▶ To do: Repeat the records word for word, excluding any picture.

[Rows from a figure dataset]
-- start --

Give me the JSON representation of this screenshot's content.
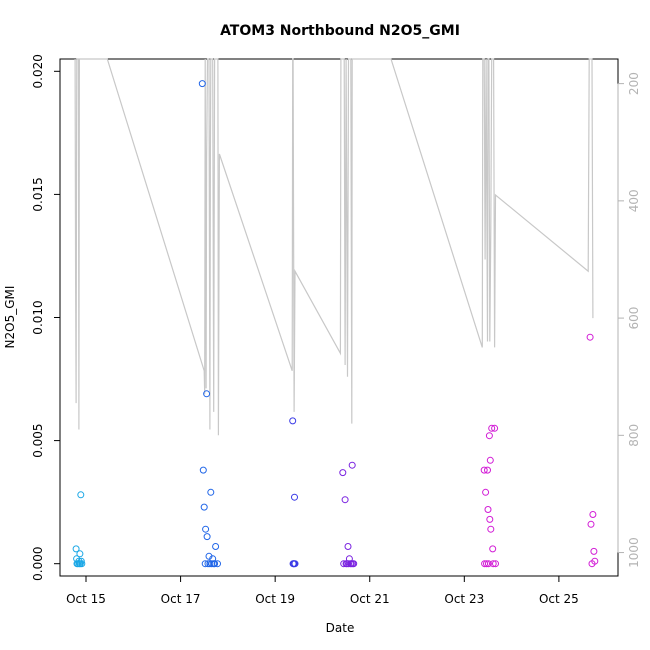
{
  "chart_data": {
    "type": "scatter",
    "title": "ATOM3 Northbound N2O5_GMI",
    "xlabel": "Date",
    "ylabel": "N2O5_GMI",
    "x_ticks": [
      "Oct 15",
      "Oct 17",
      "Oct 19",
      "Oct 21",
      "Oct 23",
      "Oct 25"
    ],
    "x_tick_days": [
      15,
      17,
      19,
      21,
      23,
      25
    ],
    "xlim": [
      14.45,
      26.25
    ],
    "ylim": [
      -0.0005,
      0.0205
    ],
    "y_ticks": [
      "0.000",
      "0.005",
      "0.010",
      "0.015",
      "0.020"
    ],
    "y_tick_values": [
      0.0,
      0.005,
      0.01,
      0.015,
      0.02
    ],
    "y2_ticks": [
      "200",
      "400",
      "600",
      "800",
      "1000"
    ],
    "y2_tick_values": [
      200,
      400,
      600,
      800,
      1000
    ],
    "y2lim_top_to_bottom": [
      158,
      1040
    ],
    "secondary_axis": "pressure (reversed), gray line",
    "grid": false,
    "series": [
      {
        "color": "#1aa7e6",
        "points": [
          [
            14.79,
            0.0006
          ],
          [
            14.8,
            0.0002
          ],
          [
            14.81,
            0.0
          ],
          [
            14.83,
            0.0
          ],
          [
            14.85,
            0.0001
          ],
          [
            14.86,
            0.0
          ],
          [
            14.87,
            0.0004
          ],
          [
            14.88,
            0.0
          ],
          [
            14.89,
            0.0028
          ],
          [
            14.9,
            0.0001
          ],
          [
            14.91,
            0.0
          ]
        ]
      },
      {
        "color": "#2166e8",
        "points": [
          [
            17.46,
            0.0195
          ],
          [
            17.48,
            0.0038
          ],
          [
            17.5,
            0.0023
          ],
          [
            17.52,
            0.0
          ],
          [
            17.53,
            0.0014
          ],
          [
            17.55,
            0.0069
          ],
          [
            17.56,
            0.0011
          ],
          [
            17.58,
            0.0
          ],
          [
            17.6,
            0.0003
          ],
          [
            17.62,
            0.0
          ],
          [
            17.64,
            0.0029
          ],
          [
            17.66,
            0.0
          ],
          [
            17.68,
            0.0002
          ],
          [
            17.7,
            0.0
          ],
          [
            17.72,
            0.0
          ],
          [
            17.74,
            0.0007
          ],
          [
            17.78,
            0.0
          ]
        ]
      },
      {
        "color": "#3a3ae6",
        "points": [
          [
            19.37,
            0.0058
          ],
          [
            19.38,
            0.0
          ],
          [
            19.39,
            0.0
          ],
          [
            19.4,
            0.0
          ],
          [
            19.41,
            0.0027
          ],
          [
            19.42,
            0.0
          ]
        ]
      },
      {
        "color": "#7a22e0",
        "points": [
          [
            20.43,
            0.0037
          ],
          [
            20.45,
            0.0
          ],
          [
            20.48,
            0.0026
          ],
          [
            20.5,
            0.0
          ],
          [
            20.52,
            0.0
          ],
          [
            20.54,
            0.0007
          ],
          [
            20.55,
            0.0
          ],
          [
            20.57,
            0.0002
          ],
          [
            20.59,
            0.0
          ],
          [
            20.61,
            0.0
          ],
          [
            20.63,
            0.004
          ],
          [
            20.64,
            0.0
          ],
          [
            20.66,
            0.0
          ]
        ]
      },
      {
        "color": "#d21cd6",
        "points": [
          [
            23.42,
            0.0038
          ],
          [
            23.43,
            0.0
          ],
          [
            23.45,
            0.0029
          ],
          [
            23.47,
            0.0
          ],
          [
            23.49,
            0.0038
          ],
          [
            23.5,
            0.0022
          ],
          [
            23.51,
            0.0
          ],
          [
            23.53,
            0.0052
          ],
          [
            23.54,
            0.0018
          ],
          [
            23.55,
            0.0042
          ],
          [
            23.56,
            0.0014
          ],
          [
            23.58,
            0.0055
          ],
          [
            23.6,
            0.0006
          ],
          [
            23.61,
            0.0
          ],
          [
            23.64,
            0.0055
          ],
          [
            23.66,
            0.0
          ],
          [
            25.66,
            0.0092
          ],
          [
            25.68,
            0.0016
          ],
          [
            25.7,
            0.0
          ],
          [
            25.72,
            0.002
          ],
          [
            25.74,
            0.0005
          ],
          [
            25.76,
            0.0001
          ]
        ]
      }
    ],
    "pressure_line": {
      "color": "#c8c8c8",
      "points": [
        [
          14.77,
          158
        ],
        [
          14.78,
          535
        ],
        [
          14.79,
          745
        ],
        [
          14.8,
          280
        ],
        [
          14.805,
          158
        ],
        [
          14.84,
          158
        ],
        [
          14.85,
          790
        ],
        [
          14.86,
          158
        ],
        [
          14.88,
          158
        ],
        [
          15.45,
          158
        ],
        [
          17.5,
          690
        ],
        [
          17.51,
          730
        ],
        [
          17.52,
          158
        ],
        [
          17.54,
          720
        ],
        [
          17.55,
          330
        ],
        [
          17.57,
          158
        ],
        [
          17.6,
          158
        ],
        [
          17.62,
          790
        ],
        [
          17.63,
          320
        ],
        [
          17.64,
          158
        ],
        [
          17.68,
          158
        ],
        [
          17.7,
          760
        ],
        [
          17.72,
          158
        ],
        [
          17.74,
          158
        ],
        [
          17.79,
          158
        ],
        [
          17.8,
          800
        ],
        [
          17.82,
          320
        ],
        [
          19.36,
          690
        ],
        [
          19.37,
          158
        ],
        [
          19.38,
          158
        ],
        [
          19.4,
          760
        ],
        [
          19.42,
          520
        ],
        [
          20.38,
          660
        ],
        [
          20.39,
          158
        ],
        [
          20.41,
          158
        ],
        [
          20.46,
          158
        ],
        [
          20.48,
          680
        ],
        [
          20.5,
          158
        ],
        [
          20.53,
          700
        ],
        [
          20.55,
          158
        ],
        [
          20.6,
          158
        ],
        [
          20.62,
          780
        ],
        [
          20.63,
          158
        ],
        [
          20.66,
          158
        ],
        [
          21.45,
          158
        ],
        [
          23.38,
          650
        ],
        [
          23.39,
          158
        ],
        [
          23.42,
          158
        ],
        [
          23.44,
          500
        ],
        [
          23.46,
          158
        ],
        [
          23.49,
          640
        ],
        [
          23.5,
          158
        ],
        [
          23.52,
          158
        ],
        [
          23.54,
          640
        ],
        [
          23.56,
          450
        ],
        [
          23.58,
          158
        ],
        [
          23.62,
          158
        ],
        [
          23.64,
          650
        ],
        [
          23.66,
          390
        ],
        [
          25.62,
          520
        ],
        [
          25.64,
          158
        ],
        [
          25.7,
          158
        ],
        [
          25.72,
          600
        ]
      ]
    }
  }
}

-- end --

▶ Finished task:
Give me the JSON representation of this screenshot's content.
{
  "chart_data": {
    "type": "scatter",
    "title": "ATOM3 Northbound N2O5_GMI",
    "xlabel": "Date",
    "ylabel": "N2O5_GMI",
    "x_ticks": [
      "Oct 15",
      "Oct 17",
      "Oct 19",
      "Oct 21",
      "Oct 23",
      "Oct 25"
    ],
    "x_tick_days": [
      15,
      17,
      19,
      21,
      23,
      25
    ],
    "xlim": [
      14.45,
      26.25
    ],
    "ylim": [
      -0.0005,
      0.0205
    ],
    "y_ticks": [
      "0.000",
      "0.005",
      "0.010",
      "0.015",
      "0.020"
    ],
    "y_tick_values": [
      0.0,
      0.005,
      0.01,
      0.015,
      0.02
    ],
    "y2_ticks": [
      "200",
      "400",
      "600",
      "800",
      "1000"
    ],
    "y2_tick_values": [
      200,
      400,
      600,
      800,
      1000
    ],
    "y2lim_top_to_bottom": [
      158,
      1040
    ],
    "secondary_axis": "pressure (reversed), gray line",
    "grid": false,
    "series": [
      {
        "color": "#1aa7e6",
        "points": [
          [
            14.79,
            0.0006
          ],
          [
            14.8,
            0.0002
          ],
          [
            14.81,
            0.0
          ],
          [
            14.83,
            0.0
          ],
          [
            14.85,
            0.0001
          ],
          [
            14.86,
            0.0
          ],
          [
            14.87,
            0.0004
          ],
          [
            14.88,
            0.0
          ],
          [
            14.89,
            0.0028
          ],
          [
            14.9,
            0.0001
          ],
          [
            14.91,
            0.0
          ]
        ]
      },
      {
        "color": "#2166e8",
        "points": [
          [
            17.46,
            0.0195
          ],
          [
            17.48,
            0.0038
          ],
          [
            17.5,
            0.0023
          ],
          [
            17.52,
            0.0
          ],
          [
            17.53,
            0.0014
          ],
          [
            17.55,
            0.0069
          ],
          [
            17.56,
            0.0011
          ],
          [
            17.58,
            0.0
          ],
          [
            17.6,
            0.0003
          ],
          [
            17.62,
            0.0
          ],
          [
            17.64,
            0.0029
          ],
          [
            17.66,
            0.0
          ],
          [
            17.68,
            0.0002
          ],
          [
            17.7,
            0.0
          ],
          [
            17.72,
            0.0
          ],
          [
            17.74,
            0.0007
          ],
          [
            17.78,
            0.0
          ]
        ]
      },
      {
        "color": "#3a3ae6",
        "points": [
          [
            19.37,
            0.0058
          ],
          [
            19.38,
            0.0
          ],
          [
            19.39,
            0.0
          ],
          [
            19.4,
            0.0
          ],
          [
            19.41,
            0.0027
          ],
          [
            19.42,
            0.0
          ]
        ]
      },
      {
        "color": "#7a22e0",
        "points": [
          [
            20.43,
            0.0037
          ],
          [
            20.45,
            0.0
          ],
          [
            20.48,
            0.0026
          ],
          [
            20.5,
            0.0
          ],
          [
            20.52,
            0.0
          ],
          [
            20.54,
            0.0007
          ],
          [
            20.55,
            0.0
          ],
          [
            20.57,
            0.0002
          ],
          [
            20.59,
            0.0
          ],
          [
            20.61,
            0.0
          ],
          [
            20.63,
            0.004
          ],
          [
            20.64,
            0.0
          ],
          [
            20.66,
            0.0
          ]
        ]
      },
      {
        "color": "#d21cd6",
        "points": [
          [
            23.42,
            0.0038
          ],
          [
            23.43,
            0.0
          ],
          [
            23.45,
            0.0029
          ],
          [
            23.47,
            0.0
          ],
          [
            23.49,
            0.0038
          ],
          [
            23.5,
            0.0022
          ],
          [
            23.51,
            0.0
          ],
          [
            23.53,
            0.0052
          ],
          [
            23.54,
            0.0018
          ],
          [
            23.55,
            0.0042
          ],
          [
            23.56,
            0.0014
          ],
          [
            23.58,
            0.0055
          ],
          [
            23.6,
            0.0006
          ],
          [
            23.61,
            0.0
          ],
          [
            23.64,
            0.0055
          ],
          [
            23.66,
            0.0
          ],
          [
            25.66,
            0.0092
          ],
          [
            25.68,
            0.0016
          ],
          [
            25.7,
            0.0
          ],
          [
            25.72,
            0.002
          ],
          [
            25.74,
            0.0005
          ],
          [
            25.76,
            0.0001
          ]
        ]
      }
    ],
    "pressure_line": {
      "color": "#c8c8c8",
      "points": [
        [
          14.77,
          158
        ],
        [
          14.78,
          535
        ],
        [
          14.79,
          745
        ],
        [
          14.8,
          280
        ],
        [
          14.805,
          158
        ],
        [
          14.84,
          158
        ],
        [
          14.85,
          790
        ],
        [
          14.86,
          158
        ],
        [
          14.88,
          158
        ],
        [
          15.45,
          158
        ],
        [
          17.5,
          690
        ],
        [
          17.51,
          730
        ],
        [
          17.52,
          158
        ],
        [
          17.54,
          720
        ],
        [
          17.55,
          330
        ],
        [
          17.57,
          158
        ],
        [
          17.6,
          158
        ],
        [
          17.62,
          790
        ],
        [
          17.63,
          320
        ],
        [
          17.64,
          158
        ],
        [
          17.68,
          158
        ],
        [
          17.7,
          760
        ],
        [
          17.72,
          158
        ],
        [
          17.74,
          158
        ],
        [
          17.79,
          158
        ],
        [
          17.8,
          800
        ],
        [
          17.82,
          320
        ],
        [
          19.36,
          690
        ],
        [
          19.37,
          158
        ],
        [
          19.38,
          158
        ],
        [
          19.4,
          760
        ],
        [
          19.42,
          520
        ],
        [
          20.38,
          660
        ],
        [
          20.39,
          158
        ],
        [
          20.41,
          158
        ],
        [
          20.46,
          158
        ],
        [
          20.48,
          680
        ],
        [
          20.5,
          158
        ],
        [
          20.53,
          700
        ],
        [
          20.55,
          158
        ],
        [
          20.6,
          158
        ],
        [
          20.62,
          780
        ],
        [
          20.63,
          158
        ],
        [
          20.66,
          158
        ],
        [
          21.45,
          158
        ],
        [
          23.38,
          650
        ],
        [
          23.39,
          158
        ],
        [
          23.42,
          158
        ],
        [
          23.44,
          500
        ],
        [
          23.46,
          158
        ],
        [
          23.49,
          640
        ],
        [
          23.5,
          158
        ],
        [
          23.52,
          158
        ],
        [
          23.54,
          640
        ],
        [
          23.56,
          450
        ],
        [
          23.58,
          158
        ],
        [
          23.62,
          158
        ],
        [
          23.64,
          650
        ],
        [
          23.66,
          390
        ],
        [
          25.62,
          520
        ],
        [
          25.64,
          158
        ],
        [
          25.7,
          158
        ],
        [
          25.72,
          600
        ]
      ]
    }
  }
}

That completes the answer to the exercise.